__Given task__: Every record must be transcribed in its entirety, apart from the images, which are to be omitted.

__Task inputs__:
** begin **

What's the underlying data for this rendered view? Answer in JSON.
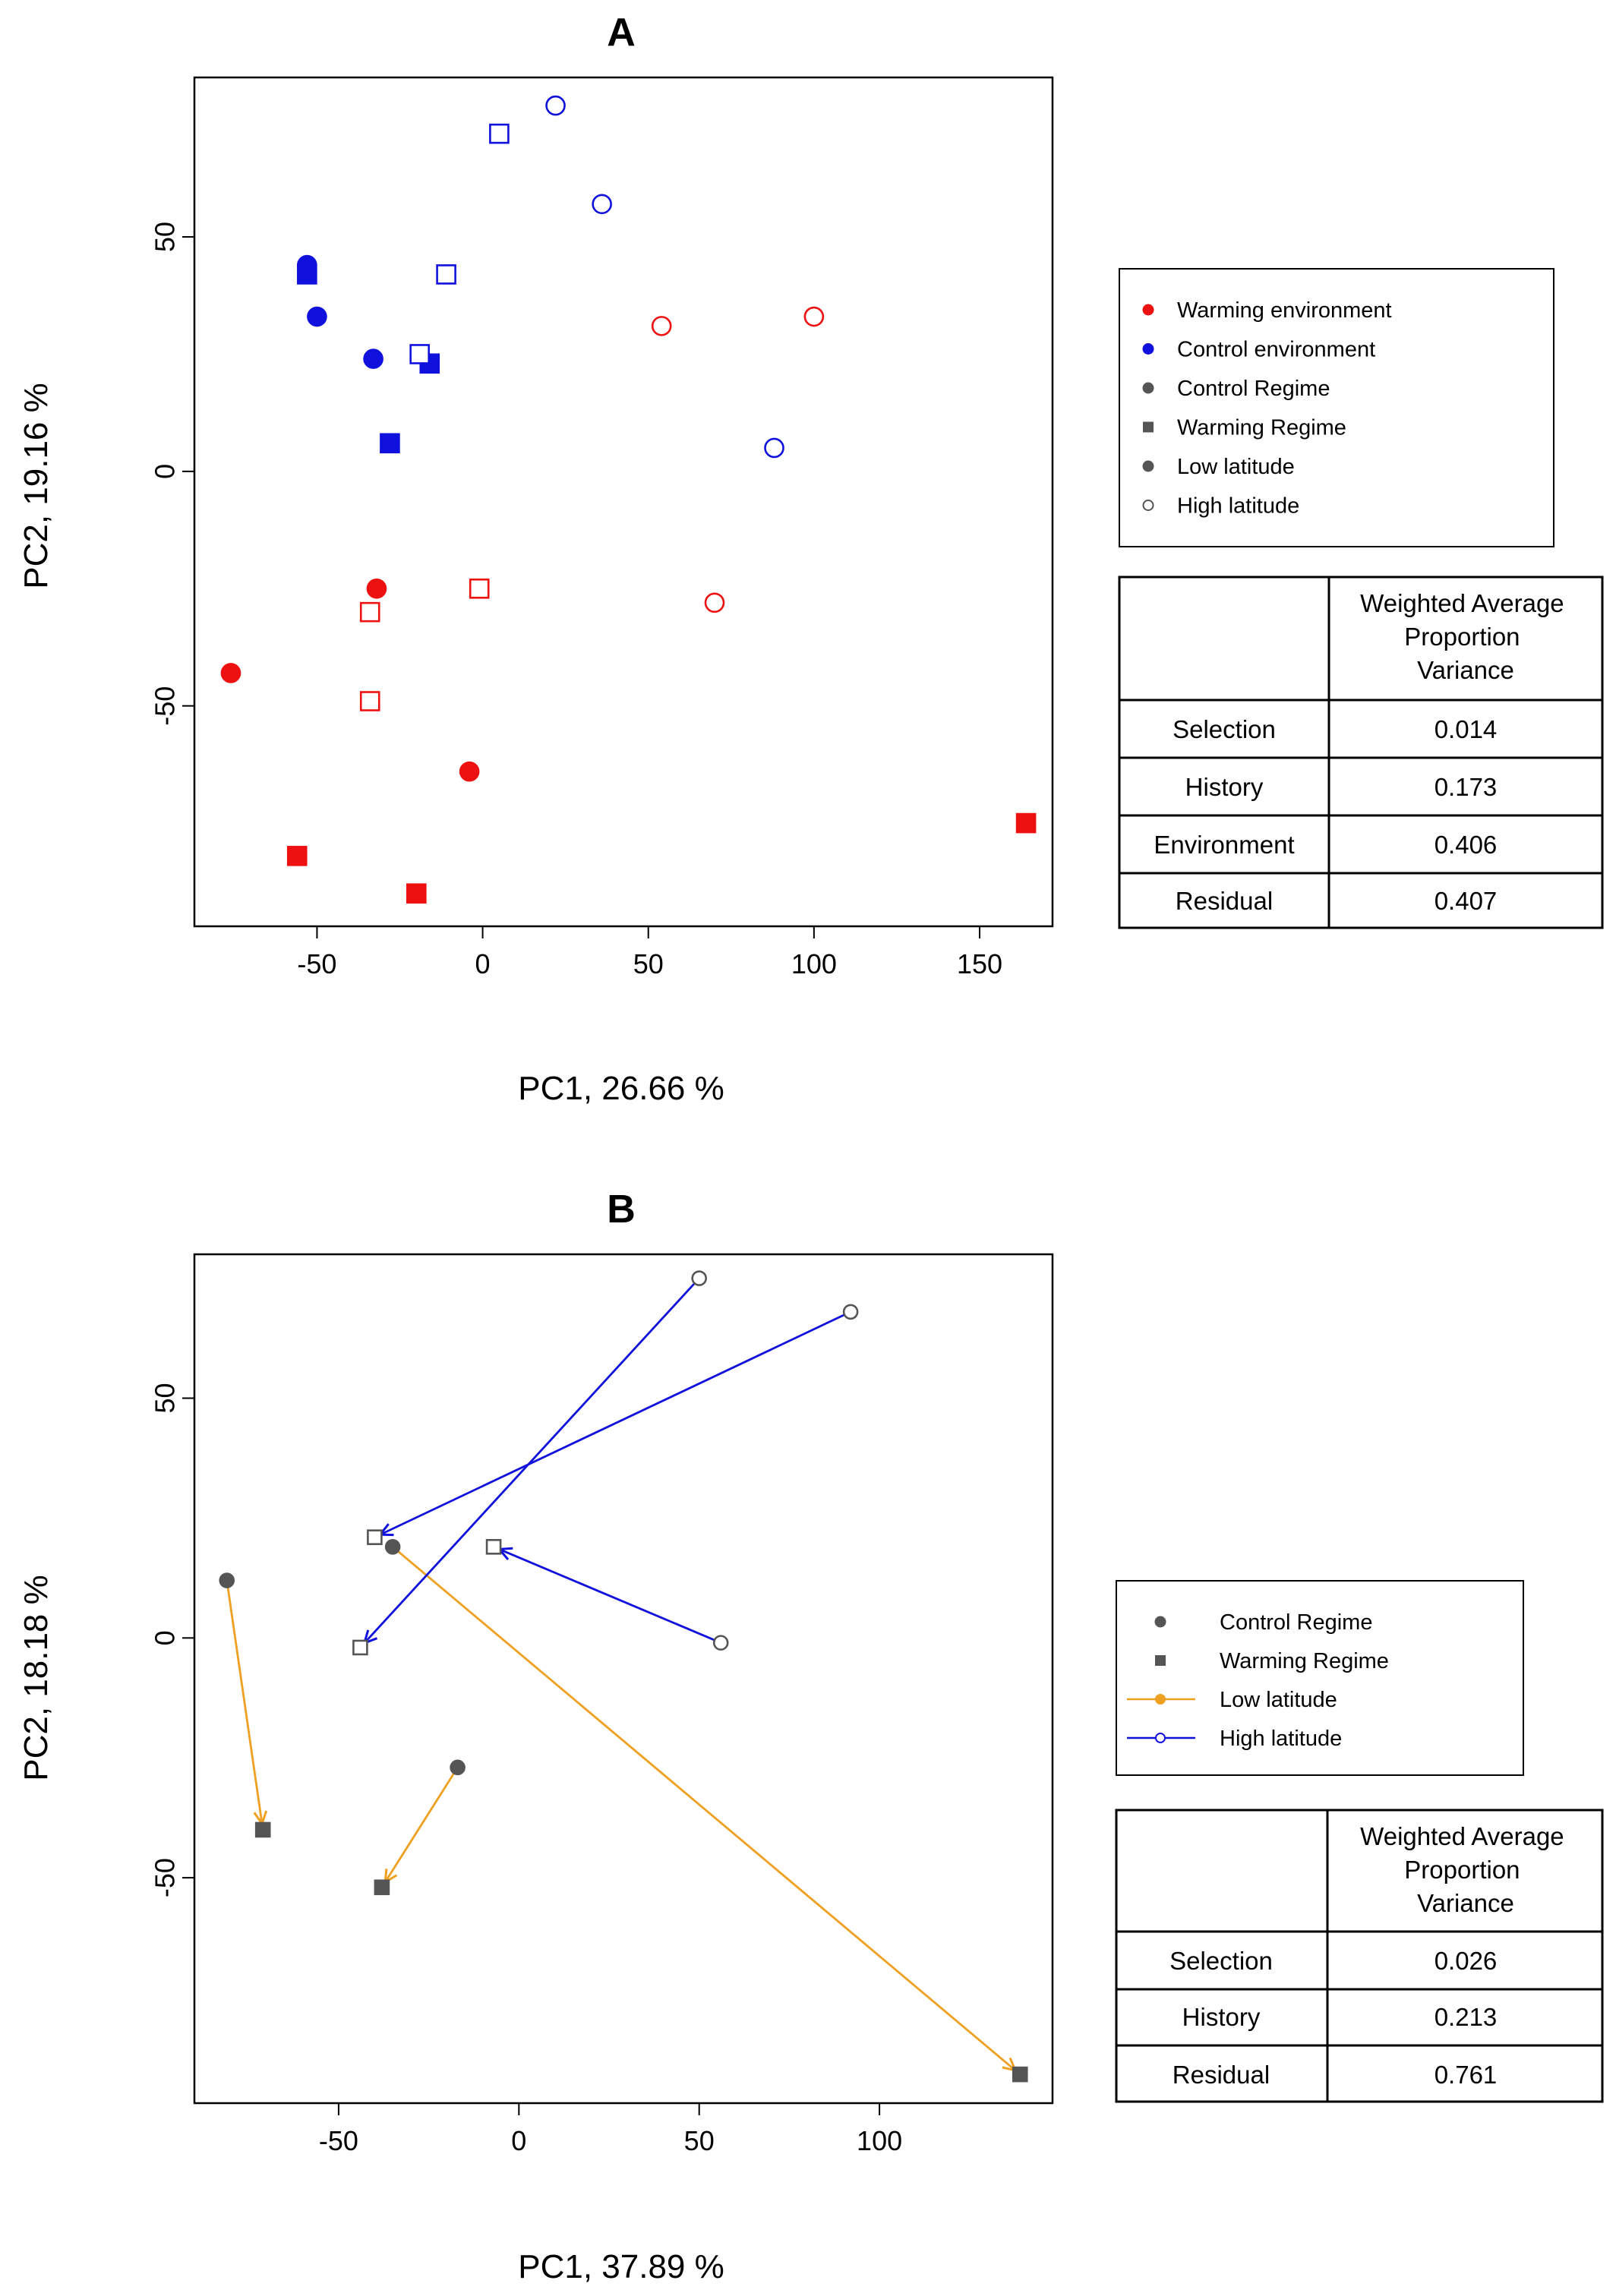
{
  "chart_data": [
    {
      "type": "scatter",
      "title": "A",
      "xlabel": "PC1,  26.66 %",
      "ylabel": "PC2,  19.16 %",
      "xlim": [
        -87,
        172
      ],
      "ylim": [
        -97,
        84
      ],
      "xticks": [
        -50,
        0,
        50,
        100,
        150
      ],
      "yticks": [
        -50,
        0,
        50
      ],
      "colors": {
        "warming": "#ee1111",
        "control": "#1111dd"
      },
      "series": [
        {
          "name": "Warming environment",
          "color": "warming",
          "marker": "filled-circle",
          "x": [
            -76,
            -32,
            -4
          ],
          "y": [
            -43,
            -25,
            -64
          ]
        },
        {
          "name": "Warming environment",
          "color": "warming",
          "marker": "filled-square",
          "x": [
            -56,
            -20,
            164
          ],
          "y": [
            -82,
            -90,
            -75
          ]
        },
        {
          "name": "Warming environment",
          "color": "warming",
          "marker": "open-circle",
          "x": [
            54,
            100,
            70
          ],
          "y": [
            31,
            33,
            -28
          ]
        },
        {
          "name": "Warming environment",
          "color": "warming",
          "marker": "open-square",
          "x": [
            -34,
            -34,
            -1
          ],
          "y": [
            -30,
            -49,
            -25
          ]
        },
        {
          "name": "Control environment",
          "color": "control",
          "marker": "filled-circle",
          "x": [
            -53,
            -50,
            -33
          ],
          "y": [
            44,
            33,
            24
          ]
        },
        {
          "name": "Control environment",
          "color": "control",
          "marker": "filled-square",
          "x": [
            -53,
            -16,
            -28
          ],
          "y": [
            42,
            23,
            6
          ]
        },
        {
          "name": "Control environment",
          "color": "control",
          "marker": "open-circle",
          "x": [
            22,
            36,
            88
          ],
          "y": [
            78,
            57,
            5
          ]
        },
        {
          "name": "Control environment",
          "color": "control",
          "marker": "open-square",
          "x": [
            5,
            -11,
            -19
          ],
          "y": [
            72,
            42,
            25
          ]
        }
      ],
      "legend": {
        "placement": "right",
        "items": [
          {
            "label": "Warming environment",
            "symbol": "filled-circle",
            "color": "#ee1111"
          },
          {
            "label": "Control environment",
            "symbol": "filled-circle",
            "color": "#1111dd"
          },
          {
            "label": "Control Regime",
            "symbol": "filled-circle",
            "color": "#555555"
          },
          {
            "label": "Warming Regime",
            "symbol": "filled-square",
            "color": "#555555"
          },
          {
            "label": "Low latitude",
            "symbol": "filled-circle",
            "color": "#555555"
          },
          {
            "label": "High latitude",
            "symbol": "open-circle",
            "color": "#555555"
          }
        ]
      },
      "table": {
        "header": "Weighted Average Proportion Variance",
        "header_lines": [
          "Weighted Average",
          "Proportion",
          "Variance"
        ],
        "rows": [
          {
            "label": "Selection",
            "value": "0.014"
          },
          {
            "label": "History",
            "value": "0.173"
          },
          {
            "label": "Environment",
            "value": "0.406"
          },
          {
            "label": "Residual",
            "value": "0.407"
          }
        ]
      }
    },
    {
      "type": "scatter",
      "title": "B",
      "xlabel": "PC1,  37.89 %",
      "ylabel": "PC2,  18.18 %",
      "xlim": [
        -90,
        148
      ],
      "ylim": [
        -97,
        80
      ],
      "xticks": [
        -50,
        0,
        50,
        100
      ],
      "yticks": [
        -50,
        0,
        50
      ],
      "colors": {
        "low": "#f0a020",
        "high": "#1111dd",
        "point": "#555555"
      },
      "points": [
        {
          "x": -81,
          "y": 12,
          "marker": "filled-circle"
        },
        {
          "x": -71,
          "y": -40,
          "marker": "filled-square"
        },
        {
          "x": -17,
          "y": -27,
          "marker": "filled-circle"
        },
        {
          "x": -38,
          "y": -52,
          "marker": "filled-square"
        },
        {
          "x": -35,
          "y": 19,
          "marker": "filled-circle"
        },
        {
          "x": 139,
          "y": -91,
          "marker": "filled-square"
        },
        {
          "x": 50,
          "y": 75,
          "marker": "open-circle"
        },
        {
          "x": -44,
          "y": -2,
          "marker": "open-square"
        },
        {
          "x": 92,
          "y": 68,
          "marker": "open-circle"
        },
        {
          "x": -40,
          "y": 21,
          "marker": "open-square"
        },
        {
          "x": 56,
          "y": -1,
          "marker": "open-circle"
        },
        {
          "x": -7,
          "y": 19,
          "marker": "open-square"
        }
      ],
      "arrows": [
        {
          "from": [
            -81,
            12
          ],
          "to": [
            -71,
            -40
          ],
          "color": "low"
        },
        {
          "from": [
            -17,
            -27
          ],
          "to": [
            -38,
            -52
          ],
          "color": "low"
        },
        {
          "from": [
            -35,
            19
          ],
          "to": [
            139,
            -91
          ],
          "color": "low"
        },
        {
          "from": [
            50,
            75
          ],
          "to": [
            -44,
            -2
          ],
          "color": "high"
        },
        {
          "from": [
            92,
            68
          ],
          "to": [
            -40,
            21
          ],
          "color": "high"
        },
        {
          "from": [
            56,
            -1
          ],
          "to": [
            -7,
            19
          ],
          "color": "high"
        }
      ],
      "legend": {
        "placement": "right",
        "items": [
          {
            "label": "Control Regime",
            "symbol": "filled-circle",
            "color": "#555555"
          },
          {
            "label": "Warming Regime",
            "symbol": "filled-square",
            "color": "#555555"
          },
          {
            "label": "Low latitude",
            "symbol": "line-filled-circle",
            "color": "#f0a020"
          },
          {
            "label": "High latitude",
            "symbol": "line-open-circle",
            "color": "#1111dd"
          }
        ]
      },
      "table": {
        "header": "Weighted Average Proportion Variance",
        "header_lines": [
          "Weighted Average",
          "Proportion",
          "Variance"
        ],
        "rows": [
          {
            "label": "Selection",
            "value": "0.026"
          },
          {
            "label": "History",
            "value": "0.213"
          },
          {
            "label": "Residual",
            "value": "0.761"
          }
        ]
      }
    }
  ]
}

** end **

__Answer below__:
What's the underlying data for this rendered view? Answer in JSON.
{
  "chart_data": [
    {
      "type": "scatter",
      "title": "A",
      "xlabel": "PC1,  26.66 %",
      "ylabel": "PC2,  19.16 %",
      "xlim": [
        -87,
        172
      ],
      "ylim": [
        -97,
        84
      ],
      "xticks": [
        -50,
        0,
        50,
        100,
        150
      ],
      "yticks": [
        -50,
        0,
        50
      ],
      "colors": {
        "warming": "#ee1111",
        "control": "#1111dd"
      },
      "series": [
        {
          "name": "Warming environment",
          "color": "warming",
          "marker": "filled-circle",
          "x": [
            -76,
            -32,
            -4
          ],
          "y": [
            -43,
            -25,
            -64
          ]
        },
        {
          "name": "Warming environment",
          "color": "warming",
          "marker": "filled-square",
          "x": [
            -56,
            -20,
            164
          ],
          "y": [
            -82,
            -90,
            -75
          ]
        },
        {
          "name": "Warming environment",
          "color": "warming",
          "marker": "open-circle",
          "x": [
            54,
            100,
            70
          ],
          "y": [
            31,
            33,
            -28
          ]
        },
        {
          "name": "Warming environment",
          "color": "warming",
          "marker": "open-square",
          "x": [
            -34,
            -34,
            -1
          ],
          "y": [
            -30,
            -49,
            -25
          ]
        },
        {
          "name": "Control environment",
          "color": "control",
          "marker": "filled-circle",
          "x": [
            -53,
            -50,
            -33
          ],
          "y": [
            44,
            33,
            24
          ]
        },
        {
          "name": "Control environment",
          "color": "control",
          "marker": "filled-square",
          "x": [
            -53,
            -16,
            -28
          ],
          "y": [
            42,
            23,
            6
          ]
        },
        {
          "name": "Control environment",
          "color": "control",
          "marker": "open-circle",
          "x": [
            22,
            36,
            88
          ],
          "y": [
            78,
            57,
            5
          ]
        },
        {
          "name": "Control environment",
          "color": "control",
          "marker": "open-square",
          "x": [
            5,
            -11,
            -19
          ],
          "y": [
            72,
            42,
            25
          ]
        }
      ],
      "legend": {
        "placement": "right",
        "items": [
          {
            "label": "Warming environment",
            "symbol": "filled-circle",
            "color": "#ee1111"
          },
          {
            "label": "Control environment",
            "symbol": "filled-circle",
            "color": "#1111dd"
          },
          {
            "label": "Control Regime",
            "symbol": "filled-circle",
            "color": "#555555"
          },
          {
            "label": "Warming Regime",
            "symbol": "filled-square",
            "color": "#555555"
          },
          {
            "label": "Low latitude",
            "symbol": "filled-circle",
            "color": "#555555"
          },
          {
            "label": "High latitude",
            "symbol": "open-circle",
            "color": "#555555"
          }
        ]
      },
      "table": {
        "header": "Weighted Average Proportion Variance",
        "header_lines": [
          "Weighted Average",
          "Proportion",
          "Variance"
        ],
        "rows": [
          {
            "label": "Selection",
            "value": "0.014"
          },
          {
            "label": "History",
            "value": "0.173"
          },
          {
            "label": "Environment",
            "value": "0.406"
          },
          {
            "label": "Residual",
            "value": "0.407"
          }
        ]
      }
    },
    {
      "type": "scatter",
      "title": "B",
      "xlabel": "PC1,  37.89 %",
      "ylabel": "PC2,  18.18 %",
      "xlim": [
        -90,
        148
      ],
      "ylim": [
        -97,
        80
      ],
      "xticks": [
        -50,
        0,
        50,
        100
      ],
      "yticks": [
        -50,
        0,
        50
      ],
      "colors": {
        "low": "#f0a020",
        "high": "#1111dd",
        "point": "#555555"
      },
      "points": [
        {
          "x": -81,
          "y": 12,
          "marker": "filled-circle"
        },
        {
          "x": -71,
          "y": -40,
          "marker": "filled-square"
        },
        {
          "x": -17,
          "y": -27,
          "marker": "filled-circle"
        },
        {
          "x": -38,
          "y": -52,
          "marker": "filled-square"
        },
        {
          "x": -35,
          "y": 19,
          "marker": "filled-circle"
        },
        {
          "x": 139,
          "y": -91,
          "marker": "filled-square"
        },
        {
          "x": 50,
          "y": 75,
          "marker": "open-circle"
        },
        {
          "x": -44,
          "y": -2,
          "marker": "open-square"
        },
        {
          "x": 92,
          "y": 68,
          "marker": "open-circle"
        },
        {
          "x": -40,
          "y": 21,
          "marker": "open-square"
        },
        {
          "x": 56,
          "y": -1,
          "marker": "open-circle"
        },
        {
          "x": -7,
          "y": 19,
          "marker": "open-square"
        }
      ],
      "arrows": [
        {
          "from": [
            -81,
            12
          ],
          "to": [
            -71,
            -40
          ],
          "color": "low"
        },
        {
          "from": [
            -17,
            -27
          ],
          "to": [
            -38,
            -52
          ],
          "color": "low"
        },
        {
          "from": [
            -35,
            19
          ],
          "to": [
            139,
            -91
          ],
          "color": "low"
        },
        {
          "from": [
            50,
            75
          ],
          "to": [
            -44,
            -2
          ],
          "color": "high"
        },
        {
          "from": [
            92,
            68
          ],
          "to": [
            -40,
            21
          ],
          "color": "high"
        },
        {
          "from": [
            56,
            -1
          ],
          "to": [
            -7,
            19
          ],
          "color": "high"
        }
      ],
      "legend": {
        "placement": "right",
        "items": [
          {
            "label": "Control Regime",
            "symbol": "filled-circle",
            "color": "#555555"
          },
          {
            "label": "Warming Regime",
            "symbol": "filled-square",
            "color": "#555555"
          },
          {
            "label": "Low latitude",
            "symbol": "line-filled-circle",
            "color": "#f0a020"
          },
          {
            "label": "High latitude",
            "symbol": "line-open-circle",
            "color": "#1111dd"
          }
        ]
      },
      "table": {
        "header": "Weighted Average Proportion Variance",
        "header_lines": [
          "Weighted Average",
          "Proportion",
          "Variance"
        ],
        "rows": [
          {
            "label": "Selection",
            "value": "0.026"
          },
          {
            "label": "History",
            "value": "0.213"
          },
          {
            "label": "Residual",
            "value": "0.761"
          }
        ]
      }
    }
  ]
}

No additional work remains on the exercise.